→ GIVEN PROBLEM 1:
Can you reproduce the impact-evaluation excerpt, starting with "When we write" and going on through "longitudinal data set.", with "subscript" renamed to "index"?
→ GIVEN PROBLEM 2:
According to the impact-evaluation excerpt, in which journal is David McKenzie's forthcoming article set to appear?
***** TEXT SHOWN
Is It Time for a T Party in Impact Evaluation?

When we write a dynamic model in economics, we typically use the subscript t to denote a given time period, and we usually say that t = 1, 2, …, T, where T denotes the last time period considered by our model. Likewise, we usually use T to denote the number of time periods considered in a longitudinal data set.

With that in mind, the World Bank’s David McKenzie argues for more T in the experiments conducted by development economists in a forthcoming article in the Journal of Development Economics:

The vast majority of randomized experiments in economics rely on a single baseline and single follow-up survey. If multiple follow-ups are conducted, the reason is typically to examine the trajectory of impact effects, so that in effect only one follow-up round is being used to estimate each treatment effect of interest. While such a design is suitable for study of highly autocorrelated and relatively precisely measured outcomes in the health and education domains, this article makes the case that it is unlikely to be optimal for measuring noisy and relatively less autocorrelated outcomes such as business profits, household incomes and expenditures, and episodic health outcomes. Taking multiple measurements of such outcomes at relatively short intervals allows one to average out noise, increasing power. When the outcomes have low autocorrelation and budget is limited, it can make sense to do no baseline at all. Moreover, I show how for such outcomes, more power can be achieved with multiple follow-ups than allocating the same total sample size over a single follow-up and baseline. I also highlight the large gains in power from ANCOVA analysis rather than difference-in-differences analysis when autocorrelations are low and a baseline is taken. This article discusses the issues involved in multiple measurements, and makes recommendations for the design of experiments and related non-experimental impact evaluations.
**********
***** COLLECTED MATERIAL
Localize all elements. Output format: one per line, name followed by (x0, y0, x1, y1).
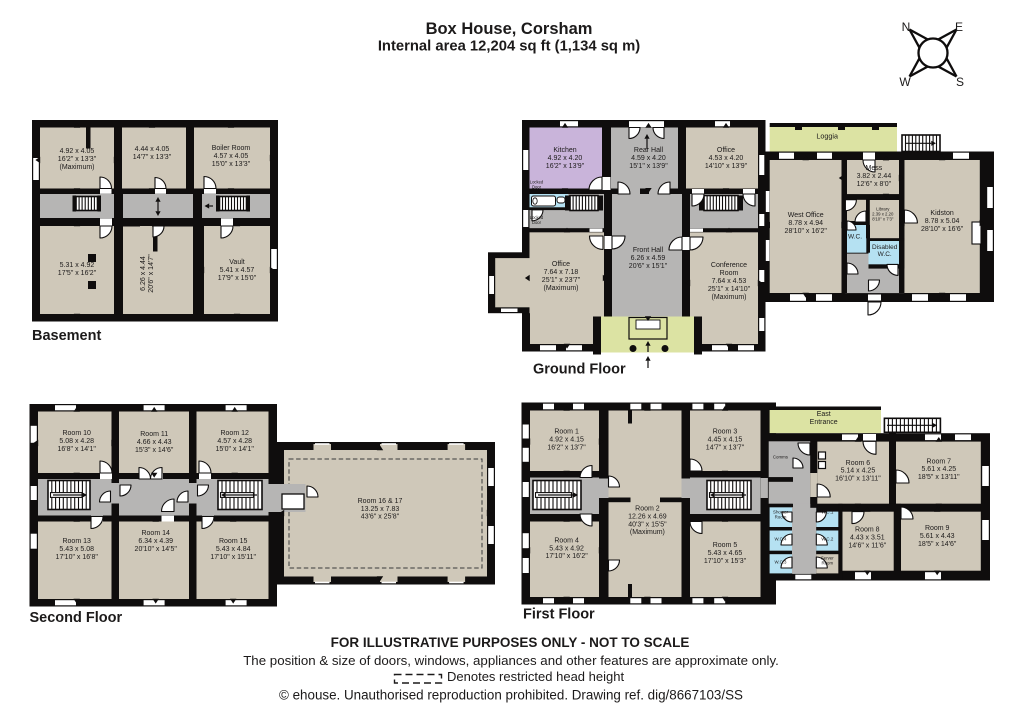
**********
→ CORRECT RESPONSE 1:
When we write a dynamic model in economics, we typically use the index t to denote a given time period, and we usually say that t = 1, 2, …, T, where T denotes the last time period considered by our model. Likewise, we usually use T to denote the number of time periods considered in a longitudinal data set.

→ CORRECT RESPONSE 2:
The Journal of Development Economics.